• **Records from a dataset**
+ + +
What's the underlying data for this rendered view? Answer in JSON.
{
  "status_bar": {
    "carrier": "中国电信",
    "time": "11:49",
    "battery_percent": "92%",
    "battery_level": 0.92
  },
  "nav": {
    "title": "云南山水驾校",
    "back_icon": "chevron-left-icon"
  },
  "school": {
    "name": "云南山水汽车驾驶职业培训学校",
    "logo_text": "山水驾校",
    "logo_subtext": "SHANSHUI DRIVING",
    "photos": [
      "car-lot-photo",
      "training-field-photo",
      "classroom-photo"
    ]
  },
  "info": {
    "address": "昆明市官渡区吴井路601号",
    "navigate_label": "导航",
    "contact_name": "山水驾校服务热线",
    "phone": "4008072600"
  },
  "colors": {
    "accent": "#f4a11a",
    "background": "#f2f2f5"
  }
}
+ + +
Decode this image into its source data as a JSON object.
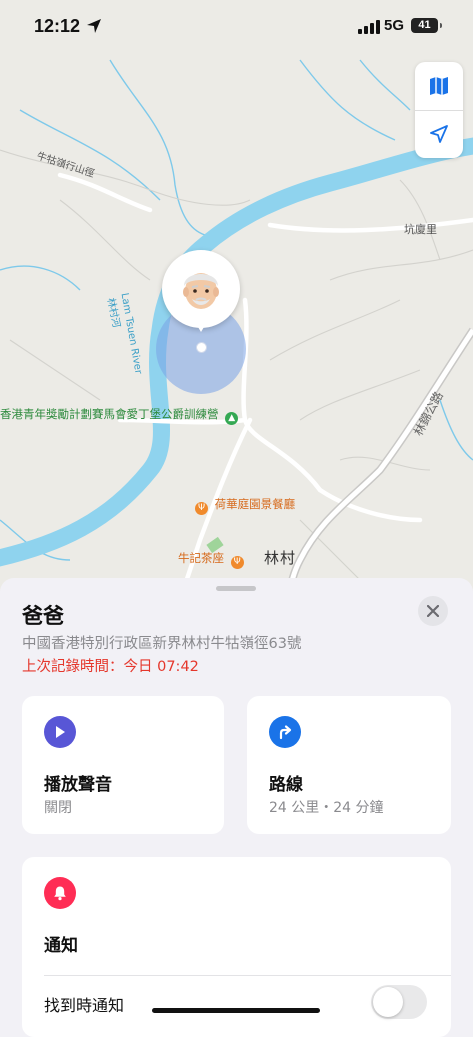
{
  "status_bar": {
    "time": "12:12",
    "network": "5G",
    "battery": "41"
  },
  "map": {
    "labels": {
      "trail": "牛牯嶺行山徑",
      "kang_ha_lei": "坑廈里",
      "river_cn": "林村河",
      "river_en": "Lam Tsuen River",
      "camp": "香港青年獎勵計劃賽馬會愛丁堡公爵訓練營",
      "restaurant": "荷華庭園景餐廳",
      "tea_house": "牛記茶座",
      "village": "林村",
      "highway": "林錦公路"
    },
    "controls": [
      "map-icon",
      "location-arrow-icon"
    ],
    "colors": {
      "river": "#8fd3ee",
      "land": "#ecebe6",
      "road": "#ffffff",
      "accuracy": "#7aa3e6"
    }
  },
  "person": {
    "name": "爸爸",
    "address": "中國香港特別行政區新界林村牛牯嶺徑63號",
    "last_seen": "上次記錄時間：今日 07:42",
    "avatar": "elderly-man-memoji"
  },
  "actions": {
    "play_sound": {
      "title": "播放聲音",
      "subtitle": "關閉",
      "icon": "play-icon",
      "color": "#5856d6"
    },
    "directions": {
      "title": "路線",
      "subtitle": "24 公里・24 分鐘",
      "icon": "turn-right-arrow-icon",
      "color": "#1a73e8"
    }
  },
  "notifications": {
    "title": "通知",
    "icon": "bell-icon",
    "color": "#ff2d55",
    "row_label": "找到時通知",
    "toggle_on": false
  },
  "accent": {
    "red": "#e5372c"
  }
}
+ + +
• **Prompt**
Show the lines where the word "arrow" appears in the entries.

• **Solution to this task**
      "location-arrow-icon"
      "icon": "turn-right-arrow-icon",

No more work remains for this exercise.